**Source data:**
=-=-=

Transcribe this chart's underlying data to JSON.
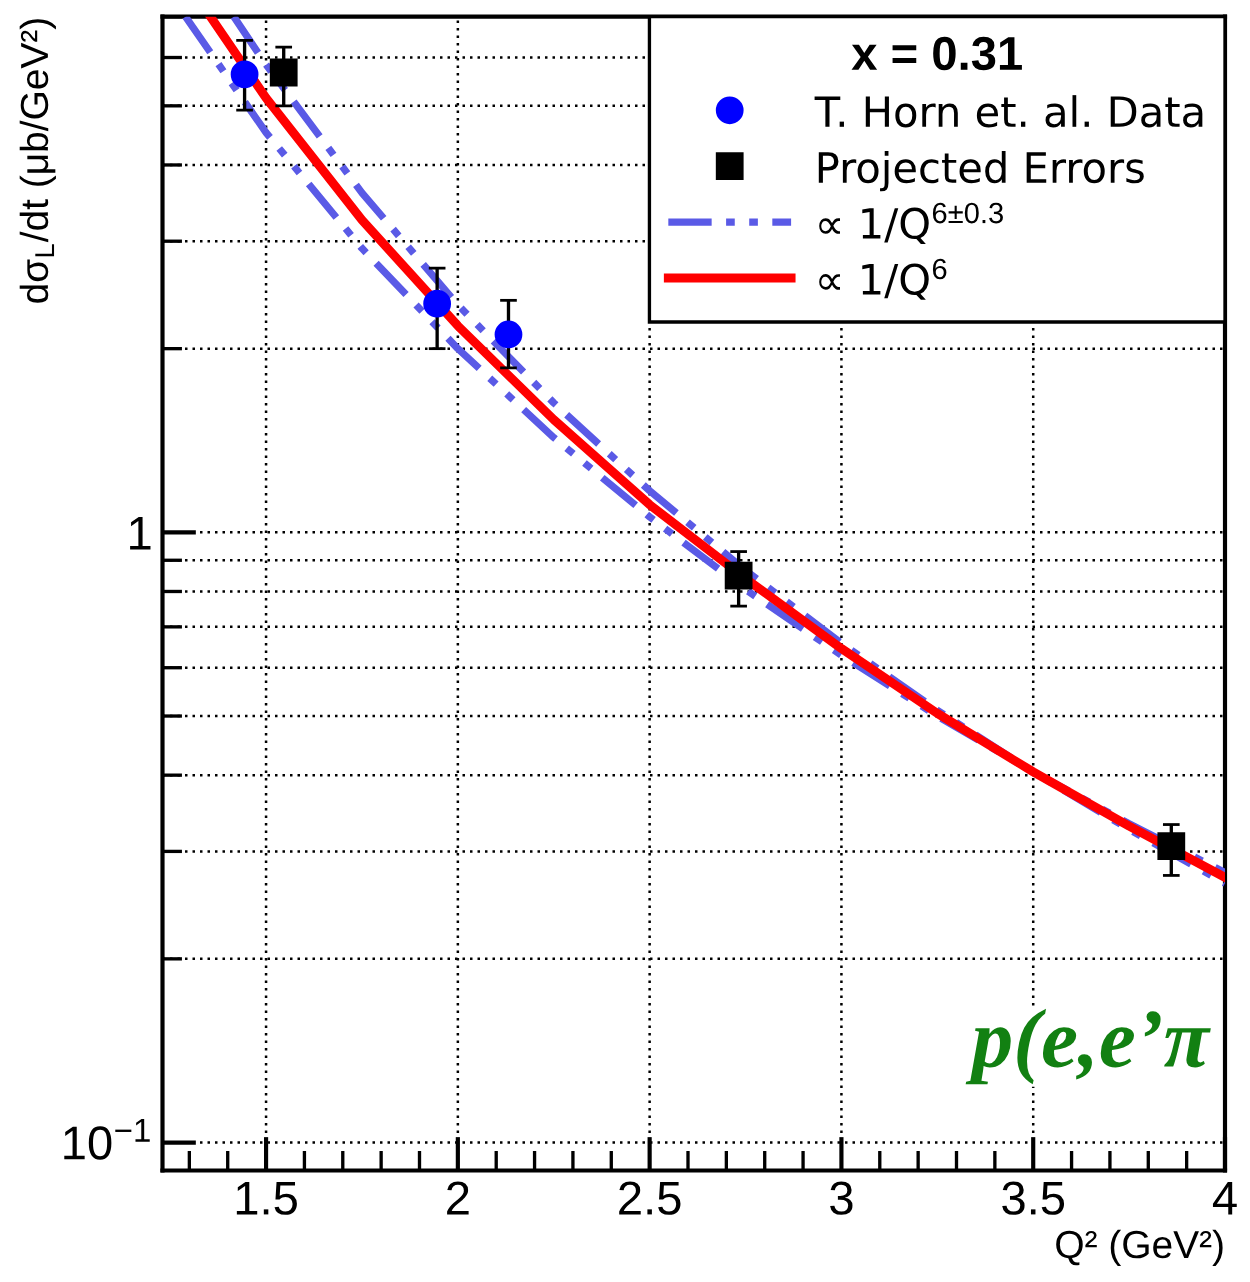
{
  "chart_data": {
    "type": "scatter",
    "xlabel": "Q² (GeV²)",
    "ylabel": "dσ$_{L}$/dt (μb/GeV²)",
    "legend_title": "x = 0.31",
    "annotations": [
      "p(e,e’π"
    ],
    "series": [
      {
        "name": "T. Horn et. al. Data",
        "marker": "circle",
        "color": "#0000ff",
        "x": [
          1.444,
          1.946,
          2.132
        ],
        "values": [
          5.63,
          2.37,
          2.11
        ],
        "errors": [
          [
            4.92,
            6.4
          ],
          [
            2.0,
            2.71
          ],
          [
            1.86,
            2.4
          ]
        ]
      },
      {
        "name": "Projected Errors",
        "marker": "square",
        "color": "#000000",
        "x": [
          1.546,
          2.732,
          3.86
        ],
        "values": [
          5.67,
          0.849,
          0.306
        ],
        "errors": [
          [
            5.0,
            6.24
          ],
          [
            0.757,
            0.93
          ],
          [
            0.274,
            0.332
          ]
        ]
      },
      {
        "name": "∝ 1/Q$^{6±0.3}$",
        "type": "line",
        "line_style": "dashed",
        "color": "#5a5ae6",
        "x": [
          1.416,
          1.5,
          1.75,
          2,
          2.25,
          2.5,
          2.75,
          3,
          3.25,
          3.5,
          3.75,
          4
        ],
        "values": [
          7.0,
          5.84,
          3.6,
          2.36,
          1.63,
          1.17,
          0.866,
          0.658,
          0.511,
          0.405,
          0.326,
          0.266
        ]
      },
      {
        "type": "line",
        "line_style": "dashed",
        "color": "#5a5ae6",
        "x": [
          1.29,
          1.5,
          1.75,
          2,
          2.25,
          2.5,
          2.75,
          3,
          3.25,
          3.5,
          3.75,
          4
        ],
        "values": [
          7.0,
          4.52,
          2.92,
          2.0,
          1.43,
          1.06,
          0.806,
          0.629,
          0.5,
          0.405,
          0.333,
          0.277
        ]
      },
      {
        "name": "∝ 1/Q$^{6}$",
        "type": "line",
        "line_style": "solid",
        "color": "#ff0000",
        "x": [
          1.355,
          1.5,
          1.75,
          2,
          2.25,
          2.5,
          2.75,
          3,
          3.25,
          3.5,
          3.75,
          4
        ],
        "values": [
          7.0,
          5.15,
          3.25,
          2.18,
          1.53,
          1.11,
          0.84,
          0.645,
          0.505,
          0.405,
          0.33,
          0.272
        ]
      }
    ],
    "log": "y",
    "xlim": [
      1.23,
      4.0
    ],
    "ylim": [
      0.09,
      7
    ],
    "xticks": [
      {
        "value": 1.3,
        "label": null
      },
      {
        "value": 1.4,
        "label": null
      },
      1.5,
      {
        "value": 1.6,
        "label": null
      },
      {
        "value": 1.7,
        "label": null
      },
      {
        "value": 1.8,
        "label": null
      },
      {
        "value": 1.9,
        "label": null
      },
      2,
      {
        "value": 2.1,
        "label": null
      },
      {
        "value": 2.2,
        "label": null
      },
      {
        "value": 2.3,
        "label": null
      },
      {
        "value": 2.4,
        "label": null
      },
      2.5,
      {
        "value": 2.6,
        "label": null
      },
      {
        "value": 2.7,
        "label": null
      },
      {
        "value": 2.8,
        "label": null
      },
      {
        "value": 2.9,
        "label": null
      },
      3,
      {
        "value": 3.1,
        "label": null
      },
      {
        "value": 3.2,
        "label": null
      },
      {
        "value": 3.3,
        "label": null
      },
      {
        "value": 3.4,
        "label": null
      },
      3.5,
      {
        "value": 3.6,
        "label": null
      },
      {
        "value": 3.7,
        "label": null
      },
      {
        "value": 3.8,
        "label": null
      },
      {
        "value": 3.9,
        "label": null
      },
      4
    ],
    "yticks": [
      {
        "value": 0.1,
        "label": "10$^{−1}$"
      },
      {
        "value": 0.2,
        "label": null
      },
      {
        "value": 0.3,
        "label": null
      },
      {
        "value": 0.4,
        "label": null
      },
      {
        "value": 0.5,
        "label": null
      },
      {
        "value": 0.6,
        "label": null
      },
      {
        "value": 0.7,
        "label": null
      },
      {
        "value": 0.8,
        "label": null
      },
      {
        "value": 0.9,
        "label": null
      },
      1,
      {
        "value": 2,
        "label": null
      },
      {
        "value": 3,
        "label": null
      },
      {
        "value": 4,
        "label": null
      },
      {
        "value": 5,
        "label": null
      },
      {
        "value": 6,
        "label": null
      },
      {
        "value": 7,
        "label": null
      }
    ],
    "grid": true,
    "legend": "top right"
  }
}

=-=-=

**SET TASK:** All of the lines above should be printed exactly, minus the pictures.

**RESPONSE TO THIS EXERCISE:**
Transcribe this chart's underlying data to JSON.
{
  "chart_data": {
    "type": "scatter",
    "xlabel": "Q² (GeV²)",
    "ylabel": "dσ$_{L}$/dt (μb/GeV²)",
    "legend_title": "x = 0.31",
    "annotations": [
      "p(e,e’π"
    ],
    "series": [
      {
        "name": "T. Horn et. al. Data",
        "marker": "circle",
        "color": "#0000ff",
        "x": [
          1.444,
          1.946,
          2.132
        ],
        "values": [
          5.63,
          2.37,
          2.11
        ],
        "errors": [
          [
            4.92,
            6.4
          ],
          [
            2.0,
            2.71
          ],
          [
            1.86,
            2.4
          ]
        ]
      },
      {
        "name": "Projected Errors",
        "marker": "square",
        "color": "#000000",
        "x": [
          1.546,
          2.732,
          3.86
        ],
        "values": [
          5.67,
          0.849,
          0.306
        ],
        "errors": [
          [
            5.0,
            6.24
          ],
          [
            0.757,
            0.93
          ],
          [
            0.274,
            0.332
          ]
        ]
      },
      {
        "name": "∝ 1/Q$^{6±0.3}$",
        "type": "line",
        "line_style": "dashed",
        "color": "#5a5ae6",
        "x": [
          1.416,
          1.5,
          1.75,
          2,
          2.25,
          2.5,
          2.75,
          3,
          3.25,
          3.5,
          3.75,
          4
        ],
        "values": [
          7.0,
          5.84,
          3.6,
          2.36,
          1.63,
          1.17,
          0.866,
          0.658,
          0.511,
          0.405,
          0.326,
          0.266
        ]
      },
      {
        "type": "line",
        "line_style": "dashed",
        "color": "#5a5ae6",
        "x": [
          1.29,
          1.5,
          1.75,
          2,
          2.25,
          2.5,
          2.75,
          3,
          3.25,
          3.5,
          3.75,
          4
        ],
        "values": [
          7.0,
          4.52,
          2.92,
          2.0,
          1.43,
          1.06,
          0.806,
          0.629,
          0.5,
          0.405,
          0.333,
          0.277
        ]
      },
      {
        "name": "∝ 1/Q$^{6}$",
        "type": "line",
        "line_style": "solid",
        "color": "#ff0000",
        "x": [
          1.355,
          1.5,
          1.75,
          2,
          2.25,
          2.5,
          2.75,
          3,
          3.25,
          3.5,
          3.75,
          4
        ],
        "values": [
          7.0,
          5.15,
          3.25,
          2.18,
          1.53,
          1.11,
          0.84,
          0.645,
          0.505,
          0.405,
          0.33,
          0.272
        ]
      }
    ],
    "log": "y",
    "xlim": [
      1.23,
      4.0
    ],
    "ylim": [
      0.09,
      7
    ],
    "xticks": [
      {
        "value": 1.3,
        "label": null
      },
      {
        "value": 1.4,
        "label": null
      },
      1.5,
      {
        "value": 1.6,
        "label": null
      },
      {
        "value": 1.7,
        "label": null
      },
      {
        "value": 1.8,
        "label": null
      },
      {
        "value": 1.9,
        "label": null
      },
      2,
      {
        "value": 2.1,
        "label": null
      },
      {
        "value": 2.2,
        "label": null
      },
      {
        "value": 2.3,
        "label": null
      },
      {
        "value": 2.4,
        "label": null
      },
      2.5,
      {
        "value": 2.6,
        "label": null
      },
      {
        "value": 2.7,
        "label": null
      },
      {
        "value": 2.8,
        "label": null
      },
      {
        "value": 2.9,
        "label": null
      },
      3,
      {
        "value": 3.1,
        "label": null
      },
      {
        "value": 3.2,
        "label": null
      },
      {
        "value": 3.3,
        "label": null
      },
      {
        "value": 3.4,
        "label": null
      },
      3.5,
      {
        "value": 3.6,
        "label": null
      },
      {
        "value": 3.7,
        "label": null
      },
      {
        "value": 3.8,
        "label": null
      },
      {
        "value": 3.9,
        "label": null
      },
      4
    ],
    "yticks": [
      {
        "value": 0.1,
        "label": "10$^{−1}$"
      },
      {
        "value": 0.2,
        "label": null
      },
      {
        "value": 0.3,
        "label": null
      },
      {
        "value": 0.4,
        "label": null
      },
      {
        "value": 0.5,
        "label": null
      },
      {
        "value": 0.6,
        "label": null
      },
      {
        "value": 0.7,
        "label": null
      },
      {
        "value": 0.8,
        "label": null
      },
      {
        "value": 0.9,
        "label": null
      },
      1,
      {
        "value": 2,
        "label": null
      },
      {
        "value": 3,
        "label": null
      },
      {
        "value": 4,
        "label": null
      },
      {
        "value": 5,
        "label": null
      },
      {
        "value": 6,
        "label": null
      },
      {
        "value": 7,
        "label": null
      }
    ],
    "grid": true,
    "legend": "top right"
  }
}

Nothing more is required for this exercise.